TUGAS ANDA |
1. Tuliskan kembali bagian kutipan pemecahan masalah yang dimulai dari "# Ensure running" dan berakhir pada "Tests FAILED (timeout)", dengan menukar "container" menjadi "kontainer".
2. Ringkas blok dalam kutipan pemecahan masalah yang diawali "# Ensure running in privileged Docker container" menjadi daftar berpoin dengan tetap memuat fakta utamanya.

KUTIPAN TERPILIH |
:::

Analogi RT: Seperti kantor RT yang belum buka

2. Docker Compose Issues

Gejala:

$ make dev
ERROR: Docker Compose tidak ditemukan

Solusi:

# Install Docker Compose
brew install docker-compose

# Or use Docker Desktop (includes Compose)
# Download from https://docker.com/products/docker-desktop

3. Privileged Mode Issues

Gejala:

# Dalam container
$ ./rt.sh create test
ERROR: Operation not permitted

Diagnostic Steps:

# Check if running in privileged container
cat /proc/1/status | grep CapEff

# Check Docker Compose configuration
cat docker-compose.yml | grep privileged

Solusi:

# Ensure docker-compose.yml has privileged: true
services:
  rt-dev:
    privileged: true  # This is required!

# Rebuild container
make clean
make setup
make dev

Analogi RT: Seperti RT yang tidak punya wewenang penuh untuk mengelola kompleks

πŸ§ͺ Testing Problems

1. Tests Fail Due to Permissions

Gejala:

$ make test
❌ Namespace Management Tests FAILED

Solusi:

# Ensure running in privileged Docker container
make dev

# Then run tests inside container
./tests/run-all-tests.sh

# Or run specific test
sudo ./tests/namespace-tests.sh

2. Tests Timeout

Gejala:

❌ Integration Tests FAILED (timeout)

:::

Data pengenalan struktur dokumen
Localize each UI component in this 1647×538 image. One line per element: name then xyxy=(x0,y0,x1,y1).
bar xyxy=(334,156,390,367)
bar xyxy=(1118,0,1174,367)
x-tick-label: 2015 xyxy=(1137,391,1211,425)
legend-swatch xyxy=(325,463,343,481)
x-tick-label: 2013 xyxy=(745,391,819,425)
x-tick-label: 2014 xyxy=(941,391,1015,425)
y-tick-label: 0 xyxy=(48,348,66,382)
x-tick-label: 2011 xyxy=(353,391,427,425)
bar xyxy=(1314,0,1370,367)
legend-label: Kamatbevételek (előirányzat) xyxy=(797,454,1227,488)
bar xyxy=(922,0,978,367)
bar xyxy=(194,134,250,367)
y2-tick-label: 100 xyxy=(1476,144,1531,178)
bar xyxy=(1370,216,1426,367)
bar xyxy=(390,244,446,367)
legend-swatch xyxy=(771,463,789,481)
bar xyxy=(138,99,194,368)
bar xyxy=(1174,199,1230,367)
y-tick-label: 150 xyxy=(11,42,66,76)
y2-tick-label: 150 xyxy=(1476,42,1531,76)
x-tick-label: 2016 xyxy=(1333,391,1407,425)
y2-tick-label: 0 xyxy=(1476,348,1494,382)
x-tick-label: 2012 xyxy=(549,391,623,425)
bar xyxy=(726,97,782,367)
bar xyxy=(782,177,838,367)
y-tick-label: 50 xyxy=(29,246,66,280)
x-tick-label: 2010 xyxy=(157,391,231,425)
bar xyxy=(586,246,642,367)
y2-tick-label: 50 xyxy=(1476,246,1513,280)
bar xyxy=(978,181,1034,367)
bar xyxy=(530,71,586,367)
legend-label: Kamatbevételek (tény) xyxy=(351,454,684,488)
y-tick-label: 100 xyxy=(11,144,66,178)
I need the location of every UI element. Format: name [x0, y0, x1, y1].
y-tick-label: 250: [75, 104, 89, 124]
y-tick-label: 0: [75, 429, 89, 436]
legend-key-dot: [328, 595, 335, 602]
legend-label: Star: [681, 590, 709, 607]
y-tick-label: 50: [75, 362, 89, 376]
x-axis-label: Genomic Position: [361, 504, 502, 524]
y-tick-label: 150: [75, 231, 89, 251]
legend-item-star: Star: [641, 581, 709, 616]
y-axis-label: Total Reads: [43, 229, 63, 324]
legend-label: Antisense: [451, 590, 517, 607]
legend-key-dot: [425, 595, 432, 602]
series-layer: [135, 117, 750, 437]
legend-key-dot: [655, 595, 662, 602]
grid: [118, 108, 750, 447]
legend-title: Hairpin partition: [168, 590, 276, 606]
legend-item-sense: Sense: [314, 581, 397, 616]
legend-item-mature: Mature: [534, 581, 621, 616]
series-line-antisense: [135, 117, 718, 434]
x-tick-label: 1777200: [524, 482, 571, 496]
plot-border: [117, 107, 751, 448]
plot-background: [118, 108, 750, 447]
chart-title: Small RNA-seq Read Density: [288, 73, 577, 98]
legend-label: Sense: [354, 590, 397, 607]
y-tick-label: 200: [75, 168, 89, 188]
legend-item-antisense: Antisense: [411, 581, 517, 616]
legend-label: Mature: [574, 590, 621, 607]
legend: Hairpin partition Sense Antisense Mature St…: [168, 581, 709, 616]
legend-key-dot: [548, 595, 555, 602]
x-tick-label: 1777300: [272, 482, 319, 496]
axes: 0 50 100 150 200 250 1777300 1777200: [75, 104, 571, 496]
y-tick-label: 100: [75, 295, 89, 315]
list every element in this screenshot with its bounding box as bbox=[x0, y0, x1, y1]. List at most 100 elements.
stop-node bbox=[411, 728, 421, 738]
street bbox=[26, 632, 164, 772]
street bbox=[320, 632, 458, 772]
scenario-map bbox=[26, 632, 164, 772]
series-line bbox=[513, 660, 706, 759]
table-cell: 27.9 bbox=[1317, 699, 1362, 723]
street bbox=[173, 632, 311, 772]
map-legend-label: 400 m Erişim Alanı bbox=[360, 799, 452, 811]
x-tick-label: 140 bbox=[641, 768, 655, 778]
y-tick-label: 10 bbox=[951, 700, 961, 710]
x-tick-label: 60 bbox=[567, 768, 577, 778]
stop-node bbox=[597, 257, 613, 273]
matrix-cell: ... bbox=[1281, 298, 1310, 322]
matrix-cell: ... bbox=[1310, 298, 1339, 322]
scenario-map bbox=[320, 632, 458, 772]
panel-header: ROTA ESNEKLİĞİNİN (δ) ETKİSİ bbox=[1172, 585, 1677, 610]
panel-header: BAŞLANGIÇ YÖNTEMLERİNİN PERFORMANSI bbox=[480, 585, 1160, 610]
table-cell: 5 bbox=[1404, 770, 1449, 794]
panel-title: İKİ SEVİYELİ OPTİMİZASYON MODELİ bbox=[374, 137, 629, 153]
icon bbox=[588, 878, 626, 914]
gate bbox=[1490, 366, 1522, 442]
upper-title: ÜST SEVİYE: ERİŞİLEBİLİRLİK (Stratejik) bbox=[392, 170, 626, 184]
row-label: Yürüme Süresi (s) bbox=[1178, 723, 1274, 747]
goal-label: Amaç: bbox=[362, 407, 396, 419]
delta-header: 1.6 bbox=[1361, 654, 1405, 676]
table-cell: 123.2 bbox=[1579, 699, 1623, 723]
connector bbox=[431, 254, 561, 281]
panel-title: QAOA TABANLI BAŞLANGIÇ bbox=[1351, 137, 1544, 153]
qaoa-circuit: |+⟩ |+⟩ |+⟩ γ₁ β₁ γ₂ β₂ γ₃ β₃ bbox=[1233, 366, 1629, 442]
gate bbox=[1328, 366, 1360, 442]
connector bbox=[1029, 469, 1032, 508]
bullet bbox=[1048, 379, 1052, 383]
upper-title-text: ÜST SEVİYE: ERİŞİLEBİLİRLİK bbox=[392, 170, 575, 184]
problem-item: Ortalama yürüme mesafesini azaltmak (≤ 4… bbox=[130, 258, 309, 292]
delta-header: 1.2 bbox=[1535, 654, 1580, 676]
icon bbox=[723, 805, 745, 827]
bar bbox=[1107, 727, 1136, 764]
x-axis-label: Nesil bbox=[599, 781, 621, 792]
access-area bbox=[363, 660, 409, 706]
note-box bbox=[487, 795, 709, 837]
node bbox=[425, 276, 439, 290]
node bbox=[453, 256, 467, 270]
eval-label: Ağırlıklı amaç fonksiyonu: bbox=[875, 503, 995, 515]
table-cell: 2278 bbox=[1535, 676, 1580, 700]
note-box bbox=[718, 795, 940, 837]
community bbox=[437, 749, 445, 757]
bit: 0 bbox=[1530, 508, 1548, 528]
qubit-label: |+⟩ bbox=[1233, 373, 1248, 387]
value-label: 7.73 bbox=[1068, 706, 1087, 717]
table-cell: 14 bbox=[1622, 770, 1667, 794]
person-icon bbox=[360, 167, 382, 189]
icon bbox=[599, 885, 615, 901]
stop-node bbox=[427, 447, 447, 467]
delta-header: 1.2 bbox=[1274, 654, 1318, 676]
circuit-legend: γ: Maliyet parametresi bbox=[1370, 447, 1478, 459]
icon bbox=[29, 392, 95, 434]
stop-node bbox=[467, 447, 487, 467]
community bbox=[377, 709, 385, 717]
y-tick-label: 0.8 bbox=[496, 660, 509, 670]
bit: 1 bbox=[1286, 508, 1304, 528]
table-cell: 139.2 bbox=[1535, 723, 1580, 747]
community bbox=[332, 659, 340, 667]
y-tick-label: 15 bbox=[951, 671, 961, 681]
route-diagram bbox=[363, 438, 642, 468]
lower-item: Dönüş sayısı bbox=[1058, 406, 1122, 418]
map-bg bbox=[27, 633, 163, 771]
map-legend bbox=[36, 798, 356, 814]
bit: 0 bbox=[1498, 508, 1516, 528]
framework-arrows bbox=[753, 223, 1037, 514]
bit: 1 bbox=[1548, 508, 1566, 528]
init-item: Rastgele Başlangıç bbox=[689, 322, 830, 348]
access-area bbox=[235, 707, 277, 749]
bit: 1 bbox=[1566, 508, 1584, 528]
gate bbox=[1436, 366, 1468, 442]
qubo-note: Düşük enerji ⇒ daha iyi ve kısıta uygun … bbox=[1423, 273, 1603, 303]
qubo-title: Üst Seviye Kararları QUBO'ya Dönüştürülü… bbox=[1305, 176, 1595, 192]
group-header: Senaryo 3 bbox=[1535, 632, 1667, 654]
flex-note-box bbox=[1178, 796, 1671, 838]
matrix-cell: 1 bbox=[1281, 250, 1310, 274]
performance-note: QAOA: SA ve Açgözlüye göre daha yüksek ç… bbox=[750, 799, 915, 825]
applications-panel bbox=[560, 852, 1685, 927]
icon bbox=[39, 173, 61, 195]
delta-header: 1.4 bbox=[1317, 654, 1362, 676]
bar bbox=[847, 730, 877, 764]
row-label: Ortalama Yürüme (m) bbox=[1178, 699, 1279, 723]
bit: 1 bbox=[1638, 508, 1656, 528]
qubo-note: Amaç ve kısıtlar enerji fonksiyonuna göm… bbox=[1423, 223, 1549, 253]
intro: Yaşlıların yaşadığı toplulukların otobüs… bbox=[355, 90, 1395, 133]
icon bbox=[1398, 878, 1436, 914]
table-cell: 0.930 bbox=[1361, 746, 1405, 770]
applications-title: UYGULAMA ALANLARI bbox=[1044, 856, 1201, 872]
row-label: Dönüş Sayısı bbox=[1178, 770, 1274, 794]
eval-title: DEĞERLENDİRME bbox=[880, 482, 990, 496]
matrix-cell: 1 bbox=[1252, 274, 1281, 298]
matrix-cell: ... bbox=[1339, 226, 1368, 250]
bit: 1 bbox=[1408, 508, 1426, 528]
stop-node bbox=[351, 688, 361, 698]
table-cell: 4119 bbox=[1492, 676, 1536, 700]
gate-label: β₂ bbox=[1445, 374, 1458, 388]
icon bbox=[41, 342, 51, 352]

:::

JAWABAN BERURUTAN |
1.
# Ensure running in privileged Docker kontainer
make dev

# Then run tests inside kontainer
./tests/run-all-tests.sh

# Or run specific test
sudo ./tests/namespace-tests.sh

2. Tests Timeout

Gejala:

❌ Integration Tests FAILED (timeout)

2.
- Pastikan pengujian berjalan di dalam container Docker dengan mode privileged melalui perintah `make dev`.
- Jalankan seluruh pengujian di dalam container dengan `./tests/run-all-tests.sh`.
- Sebagai alternatif, jalankan pengujian tertentu dengan `sudo ./tests/namespace-tests.sh`.